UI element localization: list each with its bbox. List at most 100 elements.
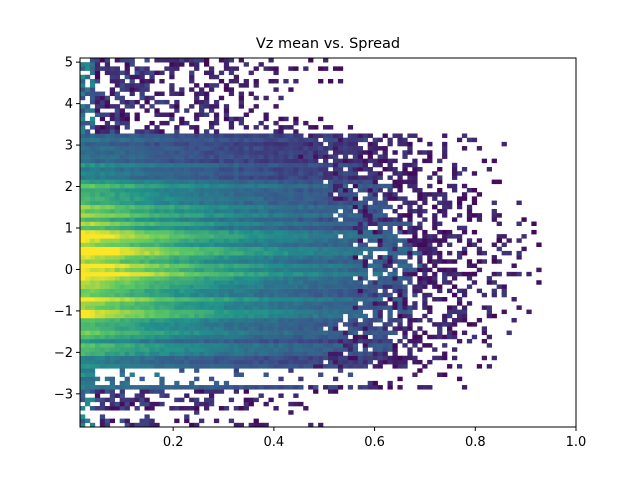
heatmap-cell <box>337 351 344 357</box>
heatmap-cell <box>179 183 185 189</box>
heatmap-cell <box>461 192 468 197</box>
heatmap-cell <box>174 125 180 130</box>
heatmap-cell <box>452 217 458 222</box>
heatmap-cell <box>288 175 294 180</box>
heatmap-cell <box>342 271 349 277</box>
heatmap-cell <box>243 175 249 180</box>
heatmap-cell <box>303 301 309 306</box>
heatmap-cell <box>352 150 359 155</box>
heatmap-cell <box>223 284 230 289</box>
heatmap-cell <box>362 213 368 218</box>
heatmap-cell <box>298 297 304 302</box>
heatmap-cell <box>238 179 244 185</box>
heatmap-cell <box>318 196 324 201</box>
heatmap-cell <box>208 146 215 151</box>
heatmap-cell <box>288 301 294 306</box>
heatmap-cell <box>248 183 254 189</box>
heatmap-cell <box>407 208 413 214</box>
heatmap-cell <box>318 297 324 302</box>
heatmap-cell <box>194 284 200 289</box>
heatmap-cell <box>114 359 120 365</box>
heatmap-cell <box>134 347 140 352</box>
heatmap-cell <box>199 158 205 164</box>
heatmap-cell <box>466 263 473 268</box>
heatmap-cell <box>352 351 359 357</box>
heatmap-cell <box>218 171 225 176</box>
heatmap-cell <box>208 288 215 294</box>
heatmap-cell <box>194 276 200 281</box>
heatmap-cell <box>392 343 398 348</box>
heatmap-cell <box>402 301 408 306</box>
heatmap-cell <box>412 225 418 231</box>
heatmap-cell <box>159 355 165 361</box>
heatmap-cell <box>204 192 210 197</box>
heatmap-cell <box>154 250 160 256</box>
heatmap-cell <box>382 229 388 235</box>
heatmap-cell <box>124 158 130 164</box>
heatmap-cell <box>129 309 135 315</box>
heatmap-cell <box>159 242 165 247</box>
heatmap-cell <box>263 167 269 172</box>
heatmap-cell <box>337 297 344 302</box>
heatmap-cell <box>268 242 274 247</box>
heatmap-cell <box>407 322 413 327</box>
heatmap-cell <box>174 204 180 210</box>
heatmap-cell <box>169 347 175 352</box>
heatmap-cell <box>94 297 101 302</box>
heatmap-cell <box>323 263 329 268</box>
heatmap-cell <box>199 317 205 323</box>
heatmap-cell <box>362 242 368 247</box>
heatmap-cell <box>476 267 483 273</box>
heatmap-cell <box>154 280 160 285</box>
heatmap-cell <box>377 343 383 348</box>
heatmap-cell <box>442 150 448 155</box>
heatmap-cell <box>293 385 299 390</box>
heatmap-cell <box>119 255 125 260</box>
heatmap-cell <box>387 192 393 197</box>
heatmap-cell <box>94 78 101 84</box>
heatmap-cell <box>144 87 150 92</box>
heatmap-cell <box>223 297 230 302</box>
heatmap-cell <box>159 385 165 390</box>
heatmap-cell <box>104 326 111 331</box>
heatmap-cell <box>452 171 458 176</box>
heatmap-cell <box>332 196 339 201</box>
heatmap-cell <box>139 129 145 134</box>
heatmap-cell <box>342 255 349 260</box>
heatmap-cell <box>204 259 210 264</box>
heatmap-cell <box>218 406 225 411</box>
heatmap-cell <box>154 162 160 168</box>
heatmap-cell <box>208 229 215 235</box>
heatmap-cell <box>248 280 254 285</box>
heatmap-cell <box>263 183 269 189</box>
heatmap-cell <box>268 175 274 180</box>
heatmap-cell <box>119 213 125 218</box>
heatmap-cell <box>332 376 339 382</box>
heatmap-cell <box>159 393 165 398</box>
heatmap-cell <box>169 225 175 231</box>
heatmap-cell <box>437 208 443 214</box>
heatmap-cell <box>417 255 423 260</box>
heatmap-cell <box>159 196 165 201</box>
heatmap-cell <box>174 330 180 336</box>
heatmap-cell <box>164 213 170 218</box>
heatmap-cell <box>288 385 294 390</box>
heatmap-cell <box>134 171 140 176</box>
heatmap-cell <box>273 330 279 336</box>
heatmap-cell <box>352 288 359 294</box>
heatmap-cell <box>283 317 289 323</box>
heatmap-cell <box>223 313 230 319</box>
heatmap-cell <box>283 297 289 302</box>
heatmap-cell <box>179 309 185 315</box>
heatmap-cell <box>342 137 349 143</box>
heatmap-cell <box>228 78 235 84</box>
heatmap-cell <box>208 364 215 369</box>
heatmap-cell <box>308 217 314 222</box>
heatmap-cell <box>124 183 130 189</box>
heatmap-cell <box>323 125 329 130</box>
heatmap-cell <box>491 259 497 264</box>
heatmap-cell <box>223 62 230 67</box>
heatmap-cell <box>109 171 116 176</box>
heatmap-cell <box>318 192 324 197</box>
heatmap-cell <box>382 322 388 327</box>
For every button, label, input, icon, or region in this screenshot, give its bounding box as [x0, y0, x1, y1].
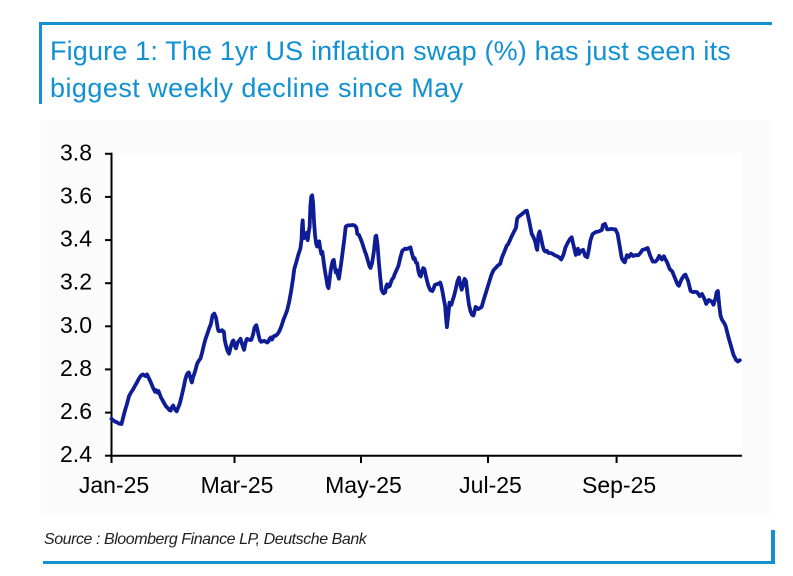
- svg-text:2.8: 2.8: [60, 355, 92, 381]
- svg-text:Jan-25: Jan-25: [79, 472, 149, 498]
- svg-text:2.6: 2.6: [60, 398, 92, 424]
- svg-text:3.6: 3.6: [60, 182, 92, 208]
- svg-text:2.4: 2.4: [60, 441, 92, 467]
- svg-text:May-25: May-25: [325, 472, 402, 498]
- svg-text:3.4: 3.4: [60, 226, 92, 252]
- svg-text:Sep-25: Sep-25: [582, 472, 656, 498]
- svg-text:3.8: 3.8: [60, 139, 92, 165]
- svg-text:Jul-25: Jul-25: [459, 472, 522, 498]
- svg-text:Mar-25: Mar-25: [201, 472, 274, 498]
- svg-text:3.2: 3.2: [60, 269, 92, 295]
- svg-text:3.0: 3.0: [60, 312, 92, 338]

::::

• **Your task**
Please swap "svg-text" for "chart-label" in the listing lines from the line with "- svg-text:2.8: 2.8: [60, 355, 92, 381]" up to and including the line with "- svg-text:Mar-25: Mar-25: [201, 472, 274, 498]", leaving everything else as it is, and give back only those lines.

• **Full solution**
- chart-label:2.8: 2.8: [60, 355, 92, 381]
- chart-label:Jan-25: Jan-25: [79, 472, 149, 498]
- chart-label:2.6: 2.6: [60, 398, 92, 424]
- chart-label:3.6: 3.6: [60, 182, 92, 208]
- chart-label:2.4: 2.4: [60, 441, 92, 467]
- chart-label:May-25: May-25: [325, 472, 402, 498]
- chart-label:3.4: 3.4: [60, 226, 92, 252]
- chart-label:Sep-25: Sep-25: [582, 472, 656, 498]
- chart-label:3.8: 3.8: [60, 139, 92, 165]
- chart-label:Jul-25: Jul-25: [459, 472, 522, 498]
- chart-label:Mar-25: Mar-25: [201, 472, 274, 498]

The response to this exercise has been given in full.